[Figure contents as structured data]
━━━━━━━━━━━━━━━━━━━━
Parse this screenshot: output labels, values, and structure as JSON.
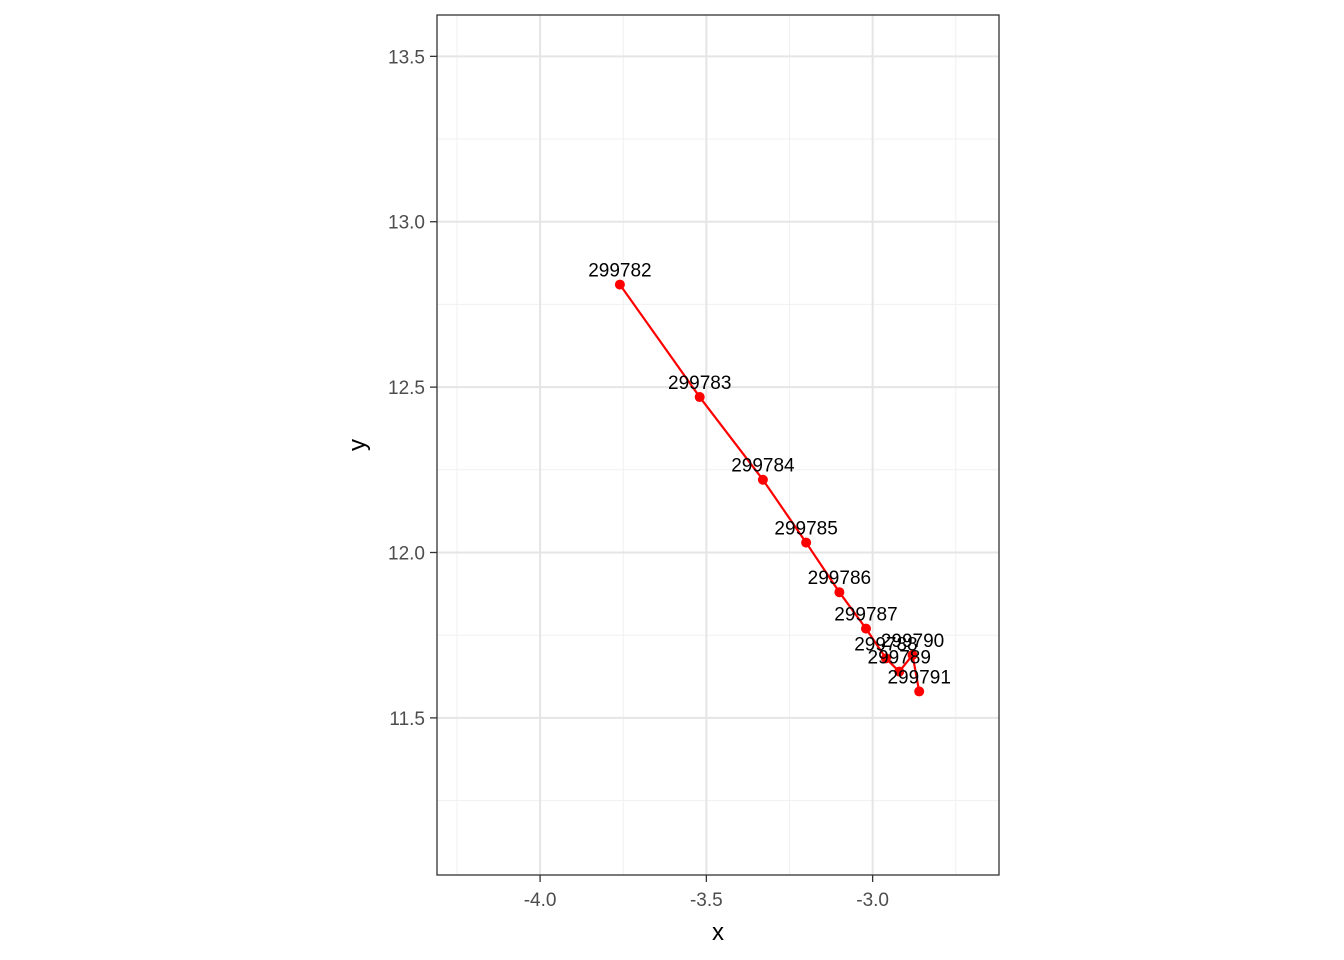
{
  "chart_data": {
    "type": "line",
    "title": "",
    "xlabel": "x",
    "ylabel": "y",
    "xlim": [
      -4.31,
      -2.62
    ],
    "ylim": [
      11.025,
      13.625
    ],
    "x_ticks": [
      -4.0,
      -3.5,
      -3.0
    ],
    "x_tick_labels": [
      "-4.0",
      "-3.5",
      "-3.0"
    ],
    "y_ticks": [
      11.5,
      12.0,
      12.5,
      13.0,
      13.5
    ],
    "y_tick_labels": [
      "11.5",
      "12.0",
      "12.5",
      "13.0",
      "13.5"
    ],
    "grid": true,
    "legend": "none",
    "series": [
      {
        "color": "#ff0000",
        "points": [
          {
            "label": "299782",
            "x": -3.76,
            "y": 12.81
          },
          {
            "label": "299783",
            "x": -3.52,
            "y": 12.47
          },
          {
            "label": "299784",
            "x": -3.33,
            "y": 12.22
          },
          {
            "label": "299785",
            "x": -3.2,
            "y": 12.03
          },
          {
            "label": "299786",
            "x": -3.1,
            "y": 11.88
          },
          {
            "label": "299787",
            "x": -3.02,
            "y": 11.77
          },
          {
            "label": "299788",
            "x": -2.96,
            "y": 11.68
          },
          {
            "label": "299789",
            "x": -2.92,
            "y": 11.64
          },
          {
            "label": "299790",
            "x": -2.88,
            "y": 11.69
          },
          {
            "label": "299791",
            "x": -2.86,
            "y": 11.58
          }
        ]
      }
    ]
  }
}
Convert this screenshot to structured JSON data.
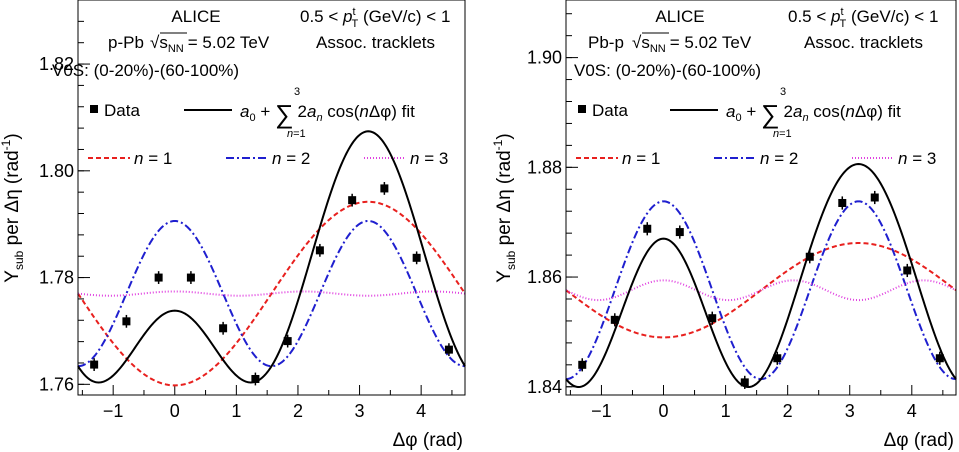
{
  "chart_data": [
    {
      "type": "scatter",
      "experiment": "ALICE",
      "system": "p-Pb",
      "energy": "= 5.02 TeV",
      "pt_range": "0.5 < p^t_T (GeV/c) < 1",
      "assoc": "Assoc. tracklets",
      "selection": "V0S: (0-20%)-(60-100%)",
      "xlabel": "Δφ (rad)",
      "ylabel": "Y_sub per Δη (rad^-1)",
      "xlim": [
        -1.571,
        4.712
      ],
      "ylim": [
        1.758,
        1.832
      ],
      "xticks": [
        -1,
        0,
        1,
        2,
        3,
        4
      ],
      "yticks": [
        1.76,
        1.78,
        1.8,
        1.82
      ],
      "legend": {
        "data": "Data",
        "fit": "a0 + Σ 2an cos(nΔφ) fit",
        "n1": "n = 1",
        "n2": "n = 2",
        "n3": "n = 3"
      },
      "points": {
        "x": [
          -1.309,
          -0.785,
          -0.262,
          0.262,
          0.785,
          1.309,
          1.833,
          2.356,
          2.88,
          3.403,
          3.927,
          4.451
        ],
        "y": [
          1.7637,
          1.7718,
          1.78,
          1.78,
          1.7705,
          1.761,
          1.7681,
          1.7851,
          1.7945,
          1.7967,
          1.7837,
          1.7665
        ],
        "err": [
          0.0012,
          0.0012,
          0.0012,
          0.0012,
          0.0012,
          0.0012,
          0.0012,
          0.0012,
          0.0012,
          0.0012,
          0.0012,
          0.0012
        ]
      },
      "fit": {
        "a0": 1.777,
        "a1": -0.0086,
        "a2": 0.0068,
        "a3": 0.0002
      },
      "colors": {
        "data": "#000000",
        "fit": "#000000",
        "n1": "#e8201e",
        "n2": "#1f1fcf",
        "n3": "#e040e0"
      }
    },
    {
      "type": "scatter",
      "experiment": "ALICE",
      "system": "Pb-p",
      "energy": "= 5.02 TeV",
      "pt_range": "0.5 < p^t_T (GeV/c) < 1",
      "assoc": "Assoc. tracklets",
      "selection": "V0S: (0-20%)-(60-100%)",
      "xlabel": "Δφ (rad)",
      "ylabel": "Y_sub per Δη (rad^-1)",
      "xlim": [
        -1.571,
        4.712
      ],
      "ylim": [
        1.8385,
        1.9105
      ],
      "xticks": [
        -1,
        0,
        1,
        2,
        3,
        4
      ],
      "yticks": [
        1.84,
        1.86,
        1.88,
        1.9
      ],
      "legend": {
        "data": "Data",
        "fit": "a0 + Σ 2an cos(nΔφ) fit",
        "n1": "n = 1",
        "n2": "n = 2",
        "n3": "n = 3"
      },
      "points": {
        "x": [
          -1.309,
          -0.785,
          -0.262,
          0.262,
          0.785,
          1.309,
          1.833,
          2.356,
          2.88,
          3.403,
          3.927,
          4.451
        ],
        "y": [
          1.844,
          1.8522,
          1.8688,
          1.8682,
          1.8525,
          1.8408,
          1.8452,
          1.8637,
          1.8735,
          1.8745,
          1.8612,
          1.8452
        ],
        "err": [
          0.0012,
          0.0012,
          0.0012,
          0.0012,
          0.0012,
          0.0012,
          0.0012,
          0.0012,
          0.0012,
          0.0012,
          0.0012,
          0.0012
        ]
      },
      "fit": {
        "a0": 1.8576,
        "a1": -0.0043,
        "a2": 0.0081,
        "a3": 0.0009
      },
      "colors": {
        "data": "#000000",
        "fit": "#000000",
        "n1": "#e8201e",
        "n2": "#1f1fcf",
        "n3": "#e040e0"
      }
    }
  ]
}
━━━━━━━━━━━━━━━━━━━━
Copy every entry exactly as written. Pictures are excluded.

Parse this screenshot: output labels, values, and structure as JSON.
{
  "chart_data": {
    "type": "line",
    "title": "",
    "xlabel": "x",
    "ylabel": "y",
    "xlim": [
      -4.31,
      -2.62
    ],
    "ylim": [
      11.025,
      13.625
    ],
    "x_ticks": [
      -4.0,
      -3.5,
      -3.0
    ],
    "x_tick_labels": [
      "-4.0",
      "-3.5",
      "-3.0"
    ],
    "y_ticks": [
      11.5,
      12.0,
      12.5,
      13.0,
      13.5
    ],
    "y_tick_labels": [
      "11.5",
      "12.0",
      "12.5",
      "13.0",
      "13.5"
    ],
    "grid": true,
    "legend": "none",
    "series": [
      {
        "color": "#ff0000",
        "points": [
          {
            "label": "299782",
            "x": -3.76,
            "y": 12.81
          },
          {
            "label": "299783",
            "x": -3.52,
            "y": 12.47
          },
          {
            "label": "299784",
            "x": -3.33,
            "y": 12.22
          },
          {
            "label": "299785",
            "x": -3.2,
            "y": 12.03
          },
          {
            "label": "299786",
            "x": -3.1,
            "y": 11.88
          },
          {
            "label": "299787",
            "x": -3.02,
            "y": 11.77
          },
          {
            "label": "299788",
            "x": -2.96,
            "y": 11.68
          },
          {
            "label": "299789",
            "x": -2.92,
            "y": 11.64
          },
          {
            "label": "299790",
            "x": -2.88,
            "y": 11.69
          },
          {
            "label": "299791",
            "x": -2.86,
            "y": 11.58
          }
        ]
      }
    ]
  }
}
Convert this screenshot to structured JSON data.
{
  "chart_data": [
    {
      "type": "scatter",
      "experiment": "ALICE",
      "system": "p-Pb",
      "energy": "= 5.02 TeV",
      "pt_range": "0.5 < p^t_T (GeV/c) < 1",
      "assoc": "Assoc. tracklets",
      "selection": "V0S: (0-20%)-(60-100%)",
      "xlabel": "Δφ (rad)",
      "ylabel": "Y_sub per Δη (rad^-1)",
      "xlim": [
        -1.571,
        4.712
      ],
      "ylim": [
        1.758,
        1.832
      ],
      "xticks": [
        -1,
        0,
        1,
        2,
        3,
        4
      ],
      "yticks": [
        1.76,
        1.78,
        1.8,
        1.82
      ],
      "legend": {
        "data": "Data",
        "fit": "a0 + Σ 2an cos(nΔφ) fit",
        "n1": "n = 1",
        "n2": "n = 2",
        "n3": "n = 3"
      },
      "points": {
        "x": [
          -1.309,
          -0.785,
          -0.262,
          0.262,
          0.785,
          1.309,
          1.833,
          2.356,
          2.88,
          3.403,
          3.927,
          4.451
        ],
        "y": [
          1.7637,
          1.7718,
          1.78,
          1.78,
          1.7705,
          1.761,
          1.7681,
          1.7851,
          1.7945,
          1.7967,
          1.7837,
          1.7665
        ],
        "err": [
          0.0012,
          0.0012,
          0.0012,
          0.0012,
          0.0012,
          0.0012,
          0.0012,
          0.0012,
          0.0012,
          0.0012,
          0.0012,
          0.0012
        ]
      },
      "fit": {
        "a0": 1.777,
        "a1": -0.0086,
        "a2": 0.0068,
        "a3": 0.0002
      },
      "colors": {
        "data": "#000000",
        "fit": "#000000",
        "n1": "#e8201e",
        "n2": "#1f1fcf",
        "n3": "#e040e0"
      }
    },
    {
      "type": "scatter",
      "experiment": "ALICE",
      "system": "Pb-p",
      "energy": "= 5.02 TeV",
      "pt_range": "0.5 < p^t_T (GeV/c) < 1",
      "assoc": "Assoc. tracklets",
      "selection": "V0S: (0-20%)-(60-100%)",
      "xlabel": "Δφ (rad)",
      "ylabel": "Y_sub per Δη (rad^-1)",
      "xlim": [
        -1.571,
        4.712
      ],
      "ylim": [
        1.8385,
        1.9105
      ],
      "xticks": [
        -1,
        0,
        1,
        2,
        3,
        4
      ],
      "yticks": [
        1.84,
        1.86,
        1.88,
        1.9
      ],
      "legend": {
        "data": "Data",
        "fit": "a0 + Σ 2an cos(nΔφ) fit",
        "n1": "n = 1",
        "n2": "n = 2",
        "n3": "n = 3"
      },
      "points": {
        "x": [
          -1.309,
          -0.785,
          -0.262,
          0.262,
          0.785,
          1.309,
          1.833,
          2.356,
          2.88,
          3.403,
          3.927,
          4.451
        ],
        "y": [
          1.844,
          1.8522,
          1.8688,
          1.8682,
          1.8525,
          1.8408,
          1.8452,
          1.8637,
          1.8735,
          1.8745,
          1.8612,
          1.8452
        ],
        "err": [
          0.0012,
          0.0012,
          0.0012,
          0.0012,
          0.0012,
          0.0012,
          0.0012,
          0.0012,
          0.0012,
          0.0012,
          0.0012,
          0.0012
        ]
      },
      "fit": {
        "a0": 1.8576,
        "a1": -0.0043,
        "a2": 0.0081,
        "a3": 0.0009
      },
      "colors": {
        "data": "#000000",
        "fit": "#000000",
        "n1": "#e8201e",
        "n2": "#1f1fcf",
        "n3": "#e040e0"
      }
    }
  ]
}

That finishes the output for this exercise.